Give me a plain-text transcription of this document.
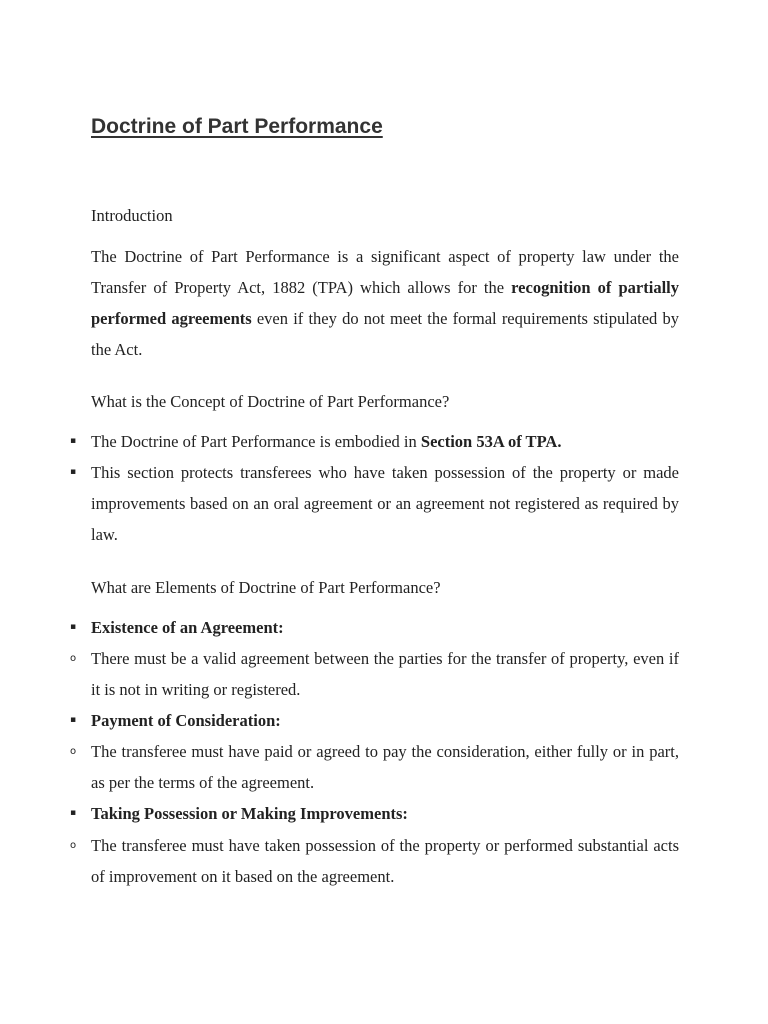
Doctrine of Part Performance

Introduction

The Doctrine of Part Performance is a significant aspect of property law under the Transfer of Property Act, 1882 (TPA) which allows for the recognition of partially performed agreements even if they do not meet the formal requirements stipulated by the Act.

What is the Concept of Doctrine of Part Performance?

▪ The Doctrine of Part Performance is embodied in Section 53A of TPA.
▪ This section protects transferees who have taken possession of the property or made improvements based on an oral agreement or an agreement not registered as required by law.

What are Elements of Doctrine of Part Performance?

▪ Existence of an Agreement:
o There must be a valid agreement between the parties for the transfer of property, even if it is not in writing or registered.
▪ Payment of Consideration:
o The transferee must have paid or agreed to pay the consideration, either fully or in part, as per the terms of the agreement.
▪ Taking Possession or Making Improvements:
o The transferee must have taken possession of the property or performed substantial acts of improvement on it based on the agreement.
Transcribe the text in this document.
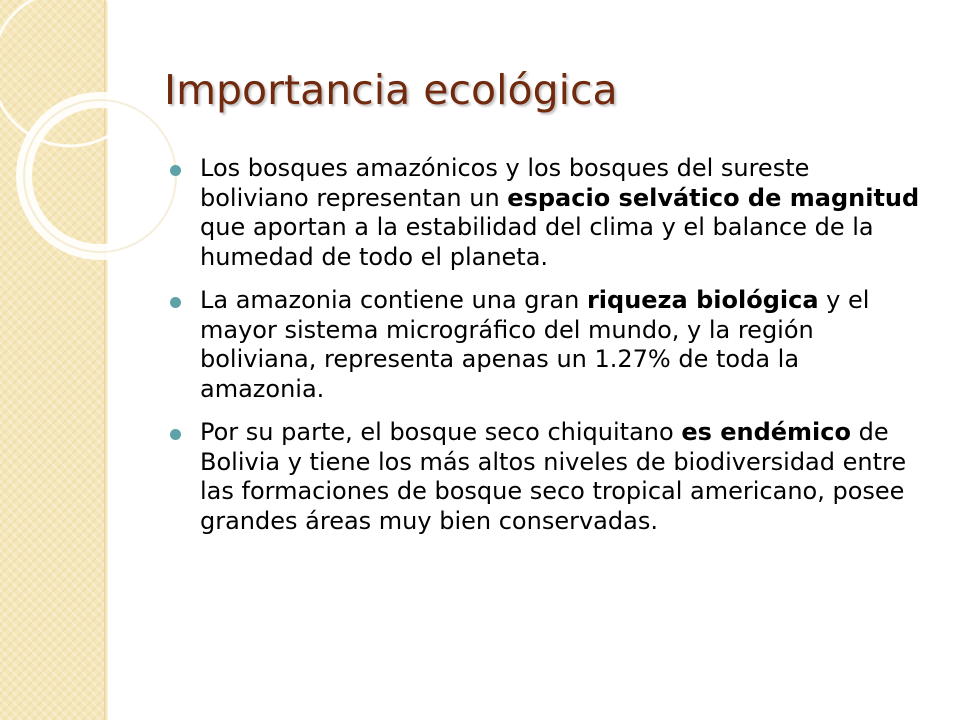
Importancia ecológica
Los bosques amazónicos y los bosques del sureste boliviano representan un espacio selvático de magnitud que aportan a la estabilidad del clima y el balance de la humedad de todo el planeta.
La amazonia contiene una gran riqueza biológica y el mayor sistema micrográfico del mundo, y la región boliviana, representa apenas un 1.27% de toda la amazonia.
Por su parte, el bosque seco chiquitano es endémico de Bolivia y tiene los más altos niveles de biodiversidad entre las formaciones de bosque seco tropical americano, posee grandes áreas muy bien conservadas.
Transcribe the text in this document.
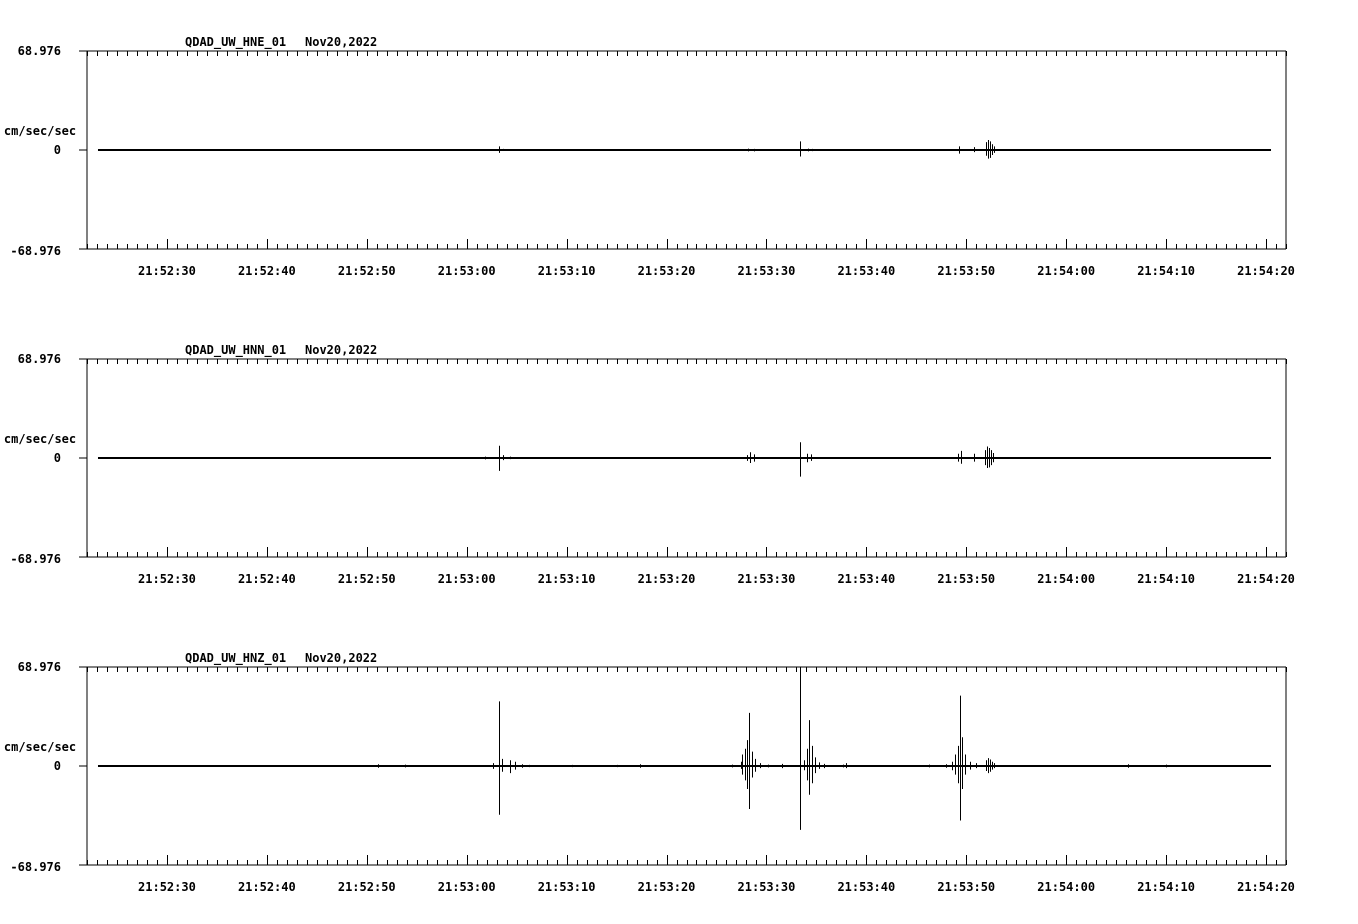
QDAD_UW_HNE_01 Nov20,2022
68.976
0
-68.976
cm/sec/sec
21:52:30	21:52:40	21:52:50	21:53:00	21:53:10	21:53:20	21:53:30	21:53:40	21:53:50	21:54:00	21:54:10	21:54:20
QDAD_UW_HNN_01 Nov20,2022
68.976
0
-68.976
cm/sec/sec
21:52:30	21:52:40	21:52:50	21:53:00	21:53:10	21:53:20	21:53:30	21:53:40	21:53:50	21:54:00	21:54:10	21:54:20
QDAD_UW_HNZ_01 Nov20,2022
68.976
0
-68.976
cm/sec/sec
21:52:30	21:52:40	21:52:50	21:53:00	21:53:10	21:53:20	21:53:30	21:53:40	21:53:50	21:54:00	21:54:10	21:54:20
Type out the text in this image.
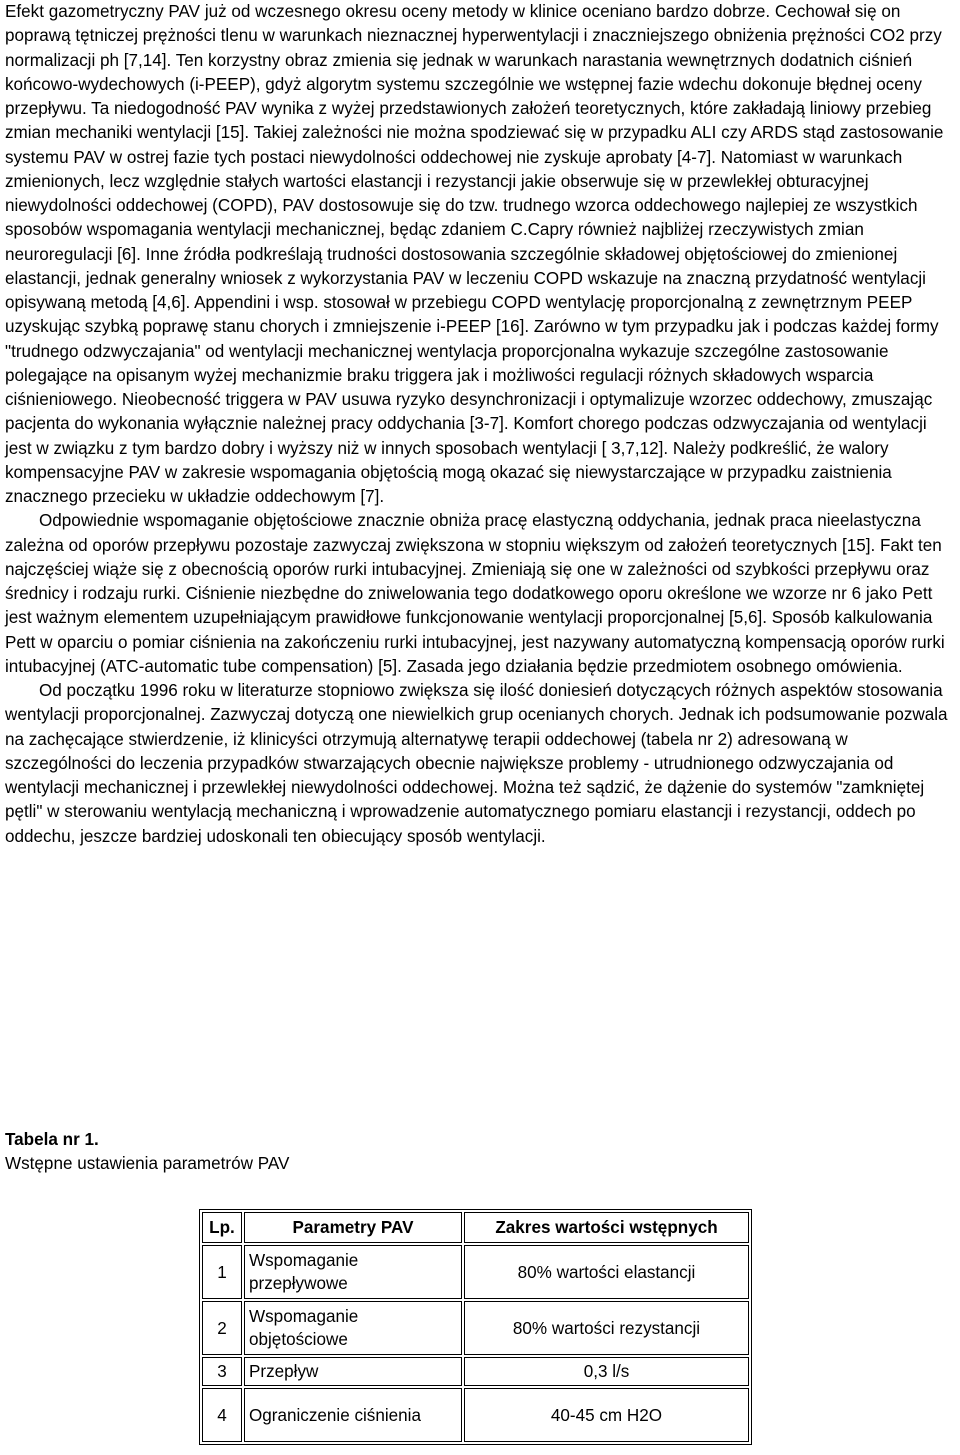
Efekt gazometryczny PAV już od wczesnego okresu oceny metody w klinice oceniano bardzo dobrze. Cechował się on poprawą tętniczej prężności tlenu w warunkach nieznacznej hyperwentylacji i znaczniejszego obniżenia prężności CO2 przy normalizacji ph [7,14]. Ten korzystny obraz zmienia się jednak w warunkach narastania wewnętrznych dodatnich ciśnień końcowo-wydechowych (i-PEEP), gdyż algorytm systemu szczególnie we wstępnej fazie wdechu dokonuje błędnej oceny przepływu. Ta niedogodność PAV wynika z wyżej przedstawionych założeń teoretycznych, które zakładają liniowy przebieg zmian mechaniki wentylacji [15]. Takiej zależności nie można spodziewać się w przypadku ALI czy ARDS stąd zastosowanie systemu PAV w ostrej fazie tych postaci niewydolności oddechowej nie zyskuje aprobaty [4-7]. Natomiast w warunkach zmienionych, lecz względnie stałych wartości elastancji i rezystancji jakie obserwuje się w przewlekłej obturacyjnej niewydolności oddechowej (COPD), PAV dostosowuje się do tzw. trudnego wzorca oddechowego najlepiej ze wszystkich sposobów wspomagania wentylacji mechanicznej, będąc zdaniem C.Capry również najbliżej rzeczywistych zmian neuroregulacji [6]. Inne źródła podkreślają trudności dostosowania szczególnie składowej objętościowej do zmienionej elastancji, jednak generalny wniosek z wykorzystania PAV w leczeniu COPD wskazuje na znaczną przydatność wentylacji opisywaną metodą [4,6]. Appendini i wsp. stosował w przebiegu COPD wentylację proporcjonalną z zewnętrznym PEEP uzyskując szybką poprawę stanu chorych i zmniejszenie i-PEEP [16]. Zarówno w tym przypadku jak i podczas każdej formy "trudnego odzwyczajania" od wentylacji mechanicznej wentylacja proporcjonalna wykazuje szczególne zastosowanie polegające na opisanym wyżej mechanizmie braku triggera jak i możliwości regulacji różnych składowych wsparcia ciśnieniowego. Nieobecność triggera w PAV usuwa ryzyko desynchronizacji i optymalizuje wzorzec oddechowy, zmuszając pacjenta do wykonania wyłącznie należnej pracy oddychania [3-7]. Komfort chorego podczas odzwyczajania od wentylacji jest w związku z tym bardzo dobry i wyższy niż w innych sposobach wentylacji [ 3,7,12]. Należy podkreślić, że walory kompensacyjne PAV w zakresie wspomagania objętością mogą okazać się niewystarczające w przypadku zaistnienia znacznego przecieku w układzie oddechowym [7].

Odpowiednie wspomaganie objętościowe znacznie obniża pracę elastyczną oddychania, jednak praca nieelastyczna zależna od oporów przepływu pozostaje zazwyczaj zwiększona w stopniu większym od założeń teoretycznych [15]. Fakt ten najczęściej wiąże się z obecnością oporów rurki intubacyjnej. Zmieniają się one w zależności od szybkości przepływu oraz średnicy i rodzaju rurki. Ciśnienie niezbędne do zniwelowania tego dodatkowego oporu określone we wzorze nr 6 jako Pett jest ważnym elementem uzupełniającym prawidłowe funkcjonowanie wentylacji proporcjonalnej [5,6]. Sposób kalkulowania Pett w oparciu o pomiar ciśnienia na zakończeniu rurki intubacyjnej, jest nazywany automatyczną kompensacją oporów rurki intubacyjnej (ATC-automatic tube compensation) [5]. Zasada jego działania będzie przedmiotem osobnego omówienia.

Od początku 1996 roku w literaturze stopniowo zwiększa się ilość doniesień dotyczących różnych aspektów stosowania wentylacji proporcjonalnej. Zazwyczaj dotyczą one niewielkich grup ocenianych chorych. Jednak ich podsumowanie pozwala na zachęcające stwierdzenie, iż klinicyści otrzymują alternatywę terapii oddechowej (tabela nr 2) adresowaną w szczególności do leczenia przypadków stwarzających obecnie największe problemy - utrudnionego odzwyczajania od wentylacji mechanicznej i przewlekłej niewydolności oddechowej. Można też sądzić, że dążenie do systemów "zamkniętej pętli" w sterowaniu wentylacją mechaniczną i wprowadzenie automatycznego pomiaru elastancji i rezystancji, oddech po oddechu, jeszcze bardziej udoskonali ten obiecujący sposób wentylacji.

Tabela nr 1.
Wstępne ustawienia parametrów PAV
Lp.	Parametry PAV	Zakres wartości wstępnych
1	Wspomaganie przepływowe	80% wartości elastancji
2	Wspomaganie objętościowe	80% wartości rezystancji
3	Przepływ	0,3 l/s
4	Ograniczenie ciśnienia	40-45 cm H2O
····················
__Written request__
Omit the images and transcribe all of the records above word for word.

__Solution below__
Give me a plain-text transcription of this document.
Doctrine of Part Performance

Introduction

The Doctrine of Part Performance is a significant aspect of property law under the Transfer of Property Act, 1882 (TPA) which allows for the recognition of partially performed agreements even if they do not meet the formal requirements stipulated by the Act.

What is the Concept of Doctrine of Part Performance?

▪ The Doctrine of Part Performance is embodied in Section 53A of TPA.
▪ This section protects transferees who have taken possession of the property or made improvements based on an oral agreement or an agreement not registered as required by law.

What are Elements of Doctrine of Part Performance?

▪ Existence of an Agreement:
o There must be a valid agreement between the parties for the transfer of property, even if it is not in writing or registered.
▪ Payment of Consideration:
o The transferee must have paid or agreed to pay the consideration, either fully or in part, as per the terms of the agreement.
▪ Taking Possession or Making Improvements:
o The transferee must have taken possession of the property or performed substantial acts of improvement on it based on the agreement.
Transcribe the text in this document.
Importancia ecológica
Los bosques amazónicos y los bosques del sureste boliviano representan un espacio selvático de magnitud que aportan a la estabilidad del clima y el balance de la humedad de todo el planeta.
La amazonia contiene una gran riqueza biológica y el mayor sistema micrográfico del mundo, y la región boliviana, representa apenas un 1.27% de toda la amazonia.
Por su parte, el bosque seco chiquitano es endémico de Bolivia y tiene los más altos niveles de biodiversidad entre las formaciones de bosque seco tropical americano, posee grandes áreas muy bien conservadas.
Transcribe the text in this document.
QDAD_UW_HNE_01 Nov20,2022
68.976
0
-68.976
cm/sec/sec
21:52:30	21:52:40	21:52:50	21:53:00	21:53:10	21:53:20	21:53:30	21:53:40	21:53:50	21:54:00	21:54:10	21:54:20
QDAD_UW_HNN_01 Nov20,2022
68.976
0
-68.976
cm/sec/sec
21:52:30	21:52:40	21:52:50	21:53:00	21:53:10	21:53:20	21:53:30	21:53:40	21:53:50	21:54:00	21:54:10	21:54:20
QDAD_UW_HNZ_01 Nov20,2022
68.976
0
-68.976
cm/sec/sec
21:52:30	21:52:40	21:52:50	21:53:00	21:53:10	21:53:20	21:53:30	21:53:40	21:53:50	21:54:00	21:54:10	21:54:20
Type out the text in this image.
Efekt gazometryczny PAV już od wczesnego okresu oceny metody w klinice oceniano bardzo dobrze. Cechował się on poprawą tętniczej prężności tlenu w warunkach nieznacznej hyperwentylacji i znaczniejszego obniżenia prężności CO2 przy normalizacji ph [7,14]. Ten korzystny obraz zmienia się jednak w warunkach narastania wewnętrznych dodatnich ciśnień końcowo-wydechowych (i-PEEP), gdyż algorytm systemu szczególnie we wstępnej fazie wdechu dokonuje błędnej oceny przepływu. Ta niedogodność PAV wynika z wyżej przedstawionych założeń teoretycznych, które zakładają liniowy przebieg zmian mechaniki wentylacji [15]. Takiej zależności nie można spodziewać się w przypadku ALI czy ARDS stąd zastosowanie systemu PAV w ostrej fazie tych postaci niewydolności oddechowej nie zyskuje aprobaty [4-7]. Natomiast w warunkach zmienionych, lecz względnie stałych wartości elastancji i rezystancji jakie obserwuje się w przewlekłej obturacyjnej niewydolności oddechowej (COPD), PAV dostosowuje się do tzw. trudnego wzorca oddechowego najlepiej ze wszystkich sposobów wspomagania wentylacji mechanicznej, będąc zdaniem C.Capry również najbliżej rzeczywistych zmian neuroregulacji [6]. Inne źródła podkreślają trudności dostosowania szczególnie składowej objętościowej do zmienionej elastancji, jednak generalny wniosek z wykorzystania PAV w leczeniu COPD wskazuje na znaczną przydatność wentylacji opisywaną metodą [4,6]. Appendini i wsp. stosował w przebiegu COPD wentylację proporcjonalną z zewnętrznym PEEP uzyskując szybką poprawę stanu chorych i zmniejszenie i-PEEP [16]. Zarówno w tym przypadku jak i podczas każdej formy "trudnego odzwyczajania" od wentylacji mechanicznej wentylacja proporcjonalna wykazuje szczególne zastosowanie polegające na opisanym wyżej mechanizmie braku triggera jak i możliwości regulacji różnych składowych wsparcia ciśnieniowego. Nieobecność triggera w PAV usuwa ryzyko desynchronizacji i optymalizuje wzorzec oddechowy, zmuszając pacjenta do wykonania wyłącznie należnej pracy oddychania [3-7]. Komfort chorego podczas odzwyczajania od wentylacji jest w związku z tym bardzo dobry i wyższy niż w innych sposobach wentylacji [ 3,7,12]. Należy podkreślić, że walory kompensacyjne PAV w zakresie wspomagania objętością mogą okazać się niewystarczające w przypadku zaistnienia znacznego przecieku w układzie oddechowym [7].

Odpowiednie wspomaganie objętościowe znacznie obniża pracę elastyczną oddychania, jednak praca nieelastyczna zależna od oporów przepływu pozostaje zazwyczaj zwiększona w stopniu większym od założeń teoretycznych [15]. Fakt ten najczęściej wiąże się z obecnością oporów rurki intubacyjnej. Zmieniają się one w zależności od szybkości przepływu oraz średnicy i rodzaju rurki. Ciśnienie niezbędne do zniwelowania tego dodatkowego oporu określone we wzorze nr 6 jako Pett jest ważnym elementem uzupełniającym prawidłowe funkcjonowanie wentylacji proporcjonalnej [5,6]. Sposób kalkulowania Pett w oparciu o pomiar ciśnienia na zakończeniu rurki intubacyjnej, jest nazywany automatyczną kompensacją oporów rurki intubacyjnej (ATC-automatic tube compensation) [5]. Zasada jego działania będzie przedmiotem osobnego omówienia.

Od początku 1996 roku w literaturze stopniowo zwiększa się ilość doniesień dotyczących różnych aspektów stosowania wentylacji proporcjonalnej. Zazwyczaj dotyczą one niewielkich grup ocenianych chorych. Jednak ich podsumowanie pozwala na zachęcające stwierdzenie, iż klinicyści otrzymują alternatywę terapii oddechowej (tabela nr 2) adresowaną w szczególności do leczenia przypadków stwarzających obecnie największe problemy - utrudnionego odzwyczajania od wentylacji mechanicznej i przewlekłej niewydolności oddechowej. Można też sądzić, że dążenie do systemów "zamkniętej pętli" w sterowaniu wentylacją mechaniczną i wprowadzenie automatycznego pomiaru elastancji i rezystancji, oddech po oddechu, jeszcze bardziej udoskonali ten obiecujący sposób wentylacji.

Tabela nr 1.
Wstępne ustawienia parametrów PAV
Lp.	Parametry PAV	Zakres wartości wstępnych
1	Wspomaganie przepływowe	80% wartości elastancji
2	Wspomaganie objętościowe	80% wartości rezystancji
3	Przepływ	0,3 l/s
4	Ograniczenie ciśnienia	40-45 cm H2O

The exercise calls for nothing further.